Task:
Transcribe all the records with complete accuracy.

— BEGIN Excerpted records —

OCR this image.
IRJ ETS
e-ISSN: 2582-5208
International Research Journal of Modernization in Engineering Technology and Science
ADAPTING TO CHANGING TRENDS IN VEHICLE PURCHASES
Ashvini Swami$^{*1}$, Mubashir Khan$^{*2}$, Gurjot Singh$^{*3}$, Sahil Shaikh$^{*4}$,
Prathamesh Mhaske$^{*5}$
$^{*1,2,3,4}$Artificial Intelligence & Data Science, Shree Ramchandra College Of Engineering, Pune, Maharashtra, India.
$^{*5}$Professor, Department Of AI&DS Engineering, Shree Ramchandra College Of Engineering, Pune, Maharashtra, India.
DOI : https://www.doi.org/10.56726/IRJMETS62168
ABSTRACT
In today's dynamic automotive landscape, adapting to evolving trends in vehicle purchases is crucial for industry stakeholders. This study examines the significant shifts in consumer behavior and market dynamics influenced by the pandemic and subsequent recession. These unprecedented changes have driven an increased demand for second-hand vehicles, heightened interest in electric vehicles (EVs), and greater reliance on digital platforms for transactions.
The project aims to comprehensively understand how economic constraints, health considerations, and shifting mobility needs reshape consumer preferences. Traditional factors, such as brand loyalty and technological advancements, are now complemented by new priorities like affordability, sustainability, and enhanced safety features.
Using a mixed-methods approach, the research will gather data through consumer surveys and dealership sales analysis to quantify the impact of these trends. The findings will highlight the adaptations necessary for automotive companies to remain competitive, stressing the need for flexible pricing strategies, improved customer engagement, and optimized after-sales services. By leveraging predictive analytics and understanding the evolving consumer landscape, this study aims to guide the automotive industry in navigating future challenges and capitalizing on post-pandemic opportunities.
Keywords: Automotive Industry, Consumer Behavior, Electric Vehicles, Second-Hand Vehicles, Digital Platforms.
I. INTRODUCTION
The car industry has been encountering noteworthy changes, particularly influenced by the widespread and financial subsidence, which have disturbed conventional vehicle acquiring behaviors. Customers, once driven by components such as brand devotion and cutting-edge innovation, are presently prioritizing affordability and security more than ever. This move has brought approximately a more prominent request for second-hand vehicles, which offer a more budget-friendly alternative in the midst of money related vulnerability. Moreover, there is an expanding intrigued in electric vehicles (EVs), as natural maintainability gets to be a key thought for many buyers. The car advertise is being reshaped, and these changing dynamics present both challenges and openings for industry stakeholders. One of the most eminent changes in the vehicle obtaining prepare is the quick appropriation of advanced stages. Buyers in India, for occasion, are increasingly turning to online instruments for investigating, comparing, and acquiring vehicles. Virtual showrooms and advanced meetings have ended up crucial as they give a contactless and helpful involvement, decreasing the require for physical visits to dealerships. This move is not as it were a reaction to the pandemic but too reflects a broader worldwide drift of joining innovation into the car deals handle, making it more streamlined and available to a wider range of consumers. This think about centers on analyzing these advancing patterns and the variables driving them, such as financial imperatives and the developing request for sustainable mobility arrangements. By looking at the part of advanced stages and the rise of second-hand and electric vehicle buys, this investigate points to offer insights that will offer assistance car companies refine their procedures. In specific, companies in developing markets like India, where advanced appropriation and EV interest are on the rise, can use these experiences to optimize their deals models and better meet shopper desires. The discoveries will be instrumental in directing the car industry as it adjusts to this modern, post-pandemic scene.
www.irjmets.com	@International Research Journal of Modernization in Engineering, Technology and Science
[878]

— END Excerpted records —

Result for this task:
OCR this image.
IRJ ETS
e-ISSN: 2582-5208
International Research Journal of Modernization in Engineering Technology and Science
ADAPTING TO CHANGING TRENDS IN VEHICLE PURCHASES
Ashvini Swami$^{*1}$, Mubashir Khan$^{*2}$, Gurjot Singh$^{*3}$, Sahil Shaikh$^{*4}$,
Prathamesh Mhaske$^{*5}$
$^{*1,2,3,4}$Artificial Intelligence & Data Science, Shree Ramchandra College Of Engineering, Pune, Maharashtra, India.
$^{*5}$Professor, Department Of AI&DS Engineering, Shree Ramchandra College Of Engineering, Pune, Maharashtra, India.
DOI : https://www.doi.org/10.56726/IRJMETS62168
ABSTRACT
In today's dynamic automotive landscape, adapting to evolving trends in vehicle purchases is crucial for industry stakeholders. This study examines the significant shifts in consumer behavior and market dynamics influenced by the pandemic and subsequent recession. These unprecedented changes have driven an increased demand for second-hand vehicles, heightened interest in electric vehicles (EVs), and greater reliance on digital platforms for transactions.
The project aims to comprehensively understand how economic constraints, health considerations, and shifting mobility needs reshape consumer preferences. Traditional factors, such as brand loyalty and technological advancements, are now complemented by new priorities like affordability, sustainability, and enhanced safety features.
Using a mixed-methods approach, the research will gather data through consumer surveys and dealership sales analysis to quantify the impact of these trends. The findings will highlight the adaptations necessary for automotive companies to remain competitive, stressing the need for flexible pricing strategies, improved customer engagement, and optimized after-sales services. By leveraging predictive analytics and understanding the evolving consumer landscape, this study aims to guide the automotive industry in navigating future challenges and capitalizing on post-pandemic opportunities.
Keywords: Automotive Industry, Consumer Behavior, Electric Vehicles, Second-Hand Vehicles, Digital Platforms.
I. INTRODUCTION
The car industry has been encountering noteworthy changes, particularly influenced by the widespread and financial subsidence, which have disturbed conventional vehicle acquiring behaviors. Customers, once driven by components such as brand devotion and cutting-edge innovation, are presently prioritizing affordability and security more than ever. This move has brought approximately a more prominent request for second-hand vehicles, which offer a more budget-friendly alternative in the midst of money related vulnerability. Moreover, there is an expanding intrigued in electric vehicles (EVs), as natural maintainability gets to be a key thought for many buyers. The car advertise is being reshaped, and these changing dynamics present both challenges and openings for industry stakeholders. One of the most eminent changes in the vehicle obtaining prepare is the quick appropriation of advanced stages. Buyers in India, for occasion, are increasingly turning to online instruments for investigating, comparing, and acquiring vehicles. Virtual showrooms and advanced meetings have ended up crucial as they give a contactless and helpful involvement, decreasing the require for physical visits to dealerships. This move is not as it were a reaction to the pandemic but too reflects a broader worldwide drift of joining innovation into the car deals handle, making it more streamlined and available to a wider range of consumers. This think about centers on analyzing these advancing patterns and the variables driving them, such as financial imperatives and the developing request for sustainable mobility arrangements. By looking at the part of advanced stages and the rise of second-hand and electric vehicle buys, this investigate points to offer insights that will offer assistance car companies refine their procedures. In specific, companies in developing markets like India, where advanced appropriation and EV interest are on the rise, can use these experiences to optimize their deals models and better meet shopper desires. The discoveries will be instrumental in directing the car industry as it adjusts to this modern, post-pandemic scene.
www.irjmets.com	@International Research Journal of Modernization in Engineering, Technology and Science
[878]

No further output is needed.